* Collected data entries:
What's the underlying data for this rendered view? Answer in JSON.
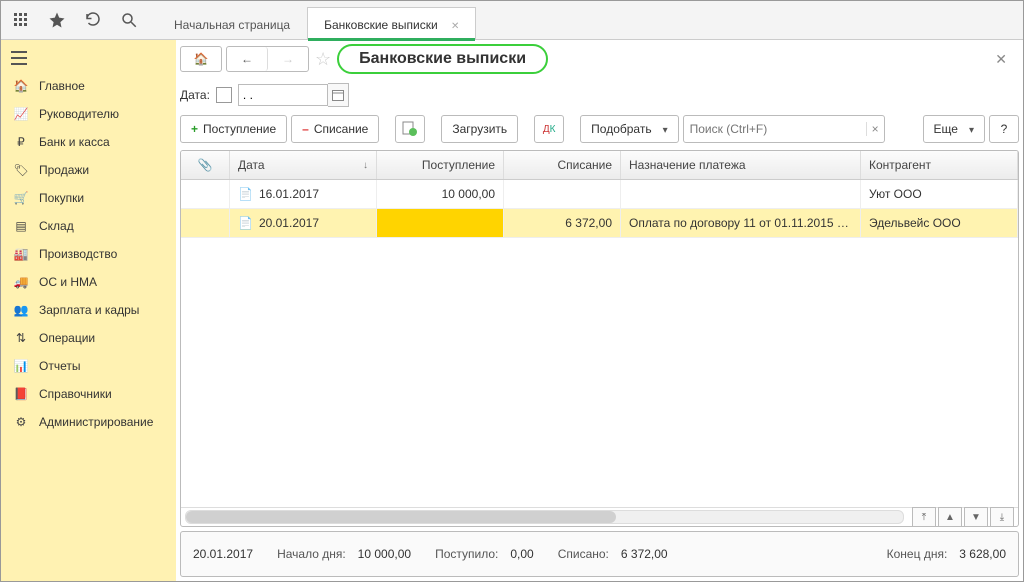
{
  "topbar": {
    "tabs": [
      {
        "label": "Начальная страница",
        "active": false
      },
      {
        "label": "Банковские выписки",
        "active": true
      }
    ]
  },
  "sidebar": {
    "items": [
      {
        "label": "Главное",
        "icon": "home"
      },
      {
        "label": "Руководителю",
        "icon": "chart"
      },
      {
        "label": "Банк и касса",
        "icon": "ruble"
      },
      {
        "label": "Продажи",
        "icon": "tag"
      },
      {
        "label": "Покупки",
        "icon": "cart"
      },
      {
        "label": "Склад",
        "icon": "boxes"
      },
      {
        "label": "Производство",
        "icon": "factory"
      },
      {
        "label": "ОС и НМА",
        "icon": "truck"
      },
      {
        "label": "Зарплата и кадры",
        "icon": "people"
      },
      {
        "label": "Операции",
        "icon": "ops"
      },
      {
        "label": "Отчеты",
        "icon": "bars"
      },
      {
        "label": "Справочники",
        "icon": "book"
      },
      {
        "label": "Администрирование",
        "icon": "gear"
      }
    ]
  },
  "page": {
    "title": "Банковские выписки",
    "dateLabel": "Дата:",
    "dateValue": ". .",
    "toolbar": {
      "inflow": "Поступление",
      "outflow": "Списание",
      "load": "Загрузить",
      "pick": "Подобрать",
      "searchPlaceholder": "Поиск (Ctrl+F)",
      "more": "Еще"
    },
    "columns": {
      "attach": "",
      "date": "Дата",
      "inflow": "Поступление",
      "outflow": "Списание",
      "purpose": "Назначение платежа",
      "party": "Контрагент"
    },
    "rows": [
      {
        "date": "16.01.2017",
        "in": "10 000,00",
        "out": "",
        "purpose": "",
        "party": "Уют ООО",
        "selected": false
      },
      {
        "date": "20.01.2017",
        "in": "",
        "out": "6 372,00",
        "purpose": "Оплата по договору 11 от 01.11.2015 …",
        "party": "Эдельвейс ООО",
        "selected": true
      }
    ],
    "footer": {
      "date": "20.01.2017",
      "startLabel": "Начало дня:",
      "startValue": "10 000,00",
      "inLabel": "Поступило:",
      "inValue": "0,00",
      "outLabel": "Списано:",
      "outValue": "6 372,00",
      "endLabel": "Конец дня:",
      "endValue": "3 628,00"
    }
  }
}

* Stated task:
Without the pictures, transcribe the listing above exactly.

* Complete response:
What's the underlying data for this rendered view? Answer in JSON.
{
  "topbar": {
    "tabs": [
      {
        "label": "Начальная страница",
        "active": false
      },
      {
        "label": "Банковские выписки",
        "active": true
      }
    ]
  },
  "sidebar": {
    "items": [
      {
        "label": "Главное",
        "icon": "home"
      },
      {
        "label": "Руководителю",
        "icon": "chart"
      },
      {
        "label": "Банк и касса",
        "icon": "ruble"
      },
      {
        "label": "Продажи",
        "icon": "tag"
      },
      {
        "label": "Покупки",
        "icon": "cart"
      },
      {
        "label": "Склад",
        "icon": "boxes"
      },
      {
        "label": "Производство",
        "icon": "factory"
      },
      {
        "label": "ОС и НМА",
        "icon": "truck"
      },
      {
        "label": "Зарплата и кадры",
        "icon": "people"
      },
      {
        "label": "Операции",
        "icon": "ops"
      },
      {
        "label": "Отчеты",
        "icon": "bars"
      },
      {
        "label": "Справочники",
        "icon": "book"
      },
      {
        "label": "Администрирование",
        "icon": "gear"
      }
    ]
  },
  "page": {
    "title": "Банковские выписки",
    "dateLabel": "Дата:",
    "dateValue": ". .",
    "toolbar": {
      "inflow": "Поступление",
      "outflow": "Списание",
      "load": "Загрузить",
      "pick": "Подобрать",
      "searchPlaceholder": "Поиск (Ctrl+F)",
      "more": "Еще"
    },
    "columns": {
      "attach": "",
      "date": "Дата",
      "inflow": "Поступление",
      "outflow": "Списание",
      "purpose": "Назначение платежа",
      "party": "Контрагент"
    },
    "rows": [
      {
        "date": "16.01.2017",
        "in": "10 000,00",
        "out": "",
        "purpose": "",
        "party": "Уют ООО",
        "selected": false
      },
      {
        "date": "20.01.2017",
        "in": "",
        "out": "6 372,00",
        "purpose": "Оплата по договору 11 от 01.11.2015 …",
        "party": "Эдельвейс ООО",
        "selected": true
      }
    ],
    "footer": {
      "date": "20.01.2017",
      "startLabel": "Начало дня:",
      "startValue": "10 000,00",
      "inLabel": "Поступило:",
      "inValue": "0,00",
      "outLabel": "Списано:",
      "outValue": "6 372,00",
      "endLabel": "Конец дня:",
      "endValue": "3 628,00"
    }
  }
}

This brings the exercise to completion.